Print, exactly and completely, every entry in the data.

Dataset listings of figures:
===
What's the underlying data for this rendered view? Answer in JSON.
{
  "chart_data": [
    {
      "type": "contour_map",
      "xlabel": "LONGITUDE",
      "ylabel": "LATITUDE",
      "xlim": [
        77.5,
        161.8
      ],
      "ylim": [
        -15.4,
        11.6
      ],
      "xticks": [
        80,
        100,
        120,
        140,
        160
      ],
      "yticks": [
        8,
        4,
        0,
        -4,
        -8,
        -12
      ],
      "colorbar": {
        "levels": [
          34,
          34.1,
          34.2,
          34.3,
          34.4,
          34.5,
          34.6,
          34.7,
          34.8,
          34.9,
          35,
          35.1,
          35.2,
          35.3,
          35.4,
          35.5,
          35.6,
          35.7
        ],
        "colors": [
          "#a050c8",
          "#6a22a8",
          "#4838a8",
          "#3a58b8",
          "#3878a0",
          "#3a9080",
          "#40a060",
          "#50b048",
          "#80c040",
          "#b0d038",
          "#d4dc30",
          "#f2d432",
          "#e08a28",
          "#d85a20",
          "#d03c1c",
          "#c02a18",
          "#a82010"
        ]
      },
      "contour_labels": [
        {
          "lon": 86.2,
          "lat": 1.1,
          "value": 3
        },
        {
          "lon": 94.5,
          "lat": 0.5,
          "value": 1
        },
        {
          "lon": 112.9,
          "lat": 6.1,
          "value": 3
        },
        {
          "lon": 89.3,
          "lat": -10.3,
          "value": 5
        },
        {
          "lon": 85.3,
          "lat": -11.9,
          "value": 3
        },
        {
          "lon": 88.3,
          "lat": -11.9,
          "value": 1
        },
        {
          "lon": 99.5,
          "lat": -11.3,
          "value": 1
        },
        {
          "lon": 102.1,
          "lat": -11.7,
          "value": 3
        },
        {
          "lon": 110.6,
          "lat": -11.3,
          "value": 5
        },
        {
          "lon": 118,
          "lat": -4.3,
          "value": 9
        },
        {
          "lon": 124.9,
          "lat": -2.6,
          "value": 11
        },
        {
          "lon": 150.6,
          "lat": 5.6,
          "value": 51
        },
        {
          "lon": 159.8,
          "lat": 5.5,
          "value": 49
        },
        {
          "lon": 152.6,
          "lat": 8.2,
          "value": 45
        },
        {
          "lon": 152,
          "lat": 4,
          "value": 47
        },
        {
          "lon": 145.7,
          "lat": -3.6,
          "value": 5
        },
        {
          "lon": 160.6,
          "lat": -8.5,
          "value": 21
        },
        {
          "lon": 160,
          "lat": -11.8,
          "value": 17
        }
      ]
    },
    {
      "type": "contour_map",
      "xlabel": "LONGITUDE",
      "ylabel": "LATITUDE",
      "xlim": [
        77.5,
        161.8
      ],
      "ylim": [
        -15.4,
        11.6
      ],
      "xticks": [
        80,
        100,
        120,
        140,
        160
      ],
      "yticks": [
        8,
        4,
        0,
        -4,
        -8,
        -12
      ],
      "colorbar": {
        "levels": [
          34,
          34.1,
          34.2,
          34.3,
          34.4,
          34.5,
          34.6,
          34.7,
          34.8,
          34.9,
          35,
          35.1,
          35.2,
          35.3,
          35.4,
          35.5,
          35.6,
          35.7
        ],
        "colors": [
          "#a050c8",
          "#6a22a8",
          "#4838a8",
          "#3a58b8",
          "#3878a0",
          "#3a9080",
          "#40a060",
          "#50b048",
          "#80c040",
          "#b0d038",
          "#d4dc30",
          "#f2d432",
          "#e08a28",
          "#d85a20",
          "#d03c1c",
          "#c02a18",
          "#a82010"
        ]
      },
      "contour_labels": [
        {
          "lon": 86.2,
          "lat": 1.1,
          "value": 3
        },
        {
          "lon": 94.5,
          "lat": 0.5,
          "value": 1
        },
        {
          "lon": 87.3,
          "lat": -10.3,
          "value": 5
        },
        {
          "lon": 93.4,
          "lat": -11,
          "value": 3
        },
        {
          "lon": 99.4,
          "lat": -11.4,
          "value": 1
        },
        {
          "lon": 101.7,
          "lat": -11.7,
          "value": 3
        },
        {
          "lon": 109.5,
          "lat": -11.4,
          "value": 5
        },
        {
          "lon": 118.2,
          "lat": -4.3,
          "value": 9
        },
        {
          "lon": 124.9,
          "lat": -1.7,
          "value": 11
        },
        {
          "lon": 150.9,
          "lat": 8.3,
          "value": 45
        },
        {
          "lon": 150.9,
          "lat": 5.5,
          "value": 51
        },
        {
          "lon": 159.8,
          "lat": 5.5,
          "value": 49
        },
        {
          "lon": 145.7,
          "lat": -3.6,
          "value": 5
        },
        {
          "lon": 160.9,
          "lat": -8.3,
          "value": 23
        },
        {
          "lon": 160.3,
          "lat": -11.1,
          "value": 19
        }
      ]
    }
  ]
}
===
Reply:
What's the underlying data for this rendered view? Answer in JSON.
{
  "chart_data": [
    {
      "type": "contour_map",
      "xlabel": "LONGITUDE",
      "ylabel": "LATITUDE",
      "xlim": [
        77.5,
        161.8
      ],
      "ylim": [
        -15.4,
        11.6
      ],
      "xticks": [
        80,
        100,
        120,
        140,
        160
      ],
      "yticks": [
        8,
        4,
        0,
        -4,
        -8,
        -12
      ],
      "colorbar": {
        "levels": [
          34,
          34.1,
          34.2,
          34.3,
          34.4,
          34.5,
          34.6,
          34.7,
          34.8,
          34.9,
          35,
          35.1,
          35.2,
          35.3,
          35.4,
          35.5,
          35.6,
          35.7
        ],
        "colors": [
          "#a050c8",
          "#6a22a8",
          "#4838a8",
          "#3a58b8",
          "#3878a0",
          "#3a9080",
          "#40a060",
          "#50b048",
          "#80c040",
          "#b0d038",
          "#d4dc30",
          "#f2d432",
          "#e08a28",
          "#d85a20",
          "#d03c1c",
          "#c02a18",
          "#a82010"
        ]
      },
      "contour_labels": [
        {
          "lon": 86.2,
          "lat": 1.1,
          "value": 3
        },
        {
          "lon": 94.5,
          "lat": 0.5,
          "value": 1
        },
        {
          "lon": 112.9,
          "lat": 6.1,
          "value": 3
        },
        {
          "lon": 89.3,
          "lat": -10.3,
          "value": 5
        },
        {
          "lon": 85.3,
          "lat": -11.9,
          "value": 3
        },
        {
          "lon": 88.3,
          "lat": -11.9,
          "value": 1
        },
        {
          "lon": 99.5,
          "lat": -11.3,
          "value": 1
        },
        {
          "lon": 102.1,
          "lat": -11.7,
          "value": 3
        },
        {
          "lon": 110.6,
          "lat": -11.3,
          "value": 5
        },
        {
          "lon": 118,
          "lat": -4.3,
          "value": 9
        },
        {
          "lon": 124.9,
          "lat": -2.6,
          "value": 11
        },
        {
          "lon": 150.6,
          "lat": 5.6,
          "value": 51
        },
        {
          "lon": 159.8,
          "lat": 5.5,
          "value": 49
        },
        {
          "lon": 152.6,
          "lat": 8.2,
          "value": 45
        },
        {
          "lon": 152,
          "lat": 4,
          "value": 47
        },
        {
          "lon": 145.7,
          "lat": -3.6,
          "value": 5
        },
        {
          "lon": 160.6,
          "lat": -8.5,
          "value": 21
        },
        {
          "lon": 160,
          "lat": -11.8,
          "value": 17
        }
      ]
    },
    {
      "type": "contour_map",
      "xlabel": "LONGITUDE",
      "ylabel": "LATITUDE",
      "xlim": [
        77.5,
        161.8
      ],
      "ylim": [
        -15.4,
        11.6
      ],
      "xticks": [
        80,
        100,
        120,
        140,
        160
      ],
      "yticks": [
        8,
        4,
        0,
        -4,
        -8,
        -12
      ],
      "colorbar": {
        "levels": [
          34,
          34.1,
          34.2,
          34.3,
          34.4,
          34.5,
          34.6,
          34.7,
          34.8,
          34.9,
          35,
          35.1,
          35.2,
          35.3,
          35.4,
          35.5,
          35.6,
          35.7
        ],
        "colors": [
          "#a050c8",
          "#6a22a8",
          "#4838a8",
          "#3a58b8",
          "#3878a0",
          "#3a9080",
          "#40a060",
          "#50b048",
          "#80c040",
          "#b0d038",
          "#d4dc30",
          "#f2d432",
          "#e08a28",
          "#d85a20",
          "#d03c1c",
          "#c02a18",
          "#a82010"
        ]
      },
      "contour_labels": [
        {
          "lon": 86.2,
          "lat": 1.1,
          "value": 3
        },
        {
          "lon": 94.5,
          "lat": 0.5,
          "value": 1
        },
        {
          "lon": 87.3,
          "lat": -10.3,
          "value": 5
        },
        {
          "lon": 93.4,
          "lat": -11,
          "value": 3
        },
        {
          "lon": 99.4,
          "lat": -11.4,
          "value": 1
        },
        {
          "lon": 101.7,
          "lat": -11.7,
          "value": 3
        },
        {
          "lon": 109.5,
          "lat": -11.4,
          "value": 5
        },
        {
          "lon": 118.2,
          "lat": -4.3,
          "value": 9
        },
        {
          "lon": 124.9,
          "lat": -1.7,
          "value": 11
        },
        {
          "lon": 150.9,
          "lat": 8.3,
          "value": 45
        },
        {
          "lon": 150.9,
          "lat": 5.5,
          "value": 51
        },
        {
          "lon": 159.8,
          "lat": 5.5,
          "value": 49
        },
        {
          "lon": 145.7,
          "lat": -3.6,
          "value": 5
        },
        {
          "lon": 160.9,
          "lat": -8.3,
          "value": 23
        },
        {
          "lon": 160.3,
          "lat": -11.1,
          "value": 19
        }
      ]
    }
  ]
}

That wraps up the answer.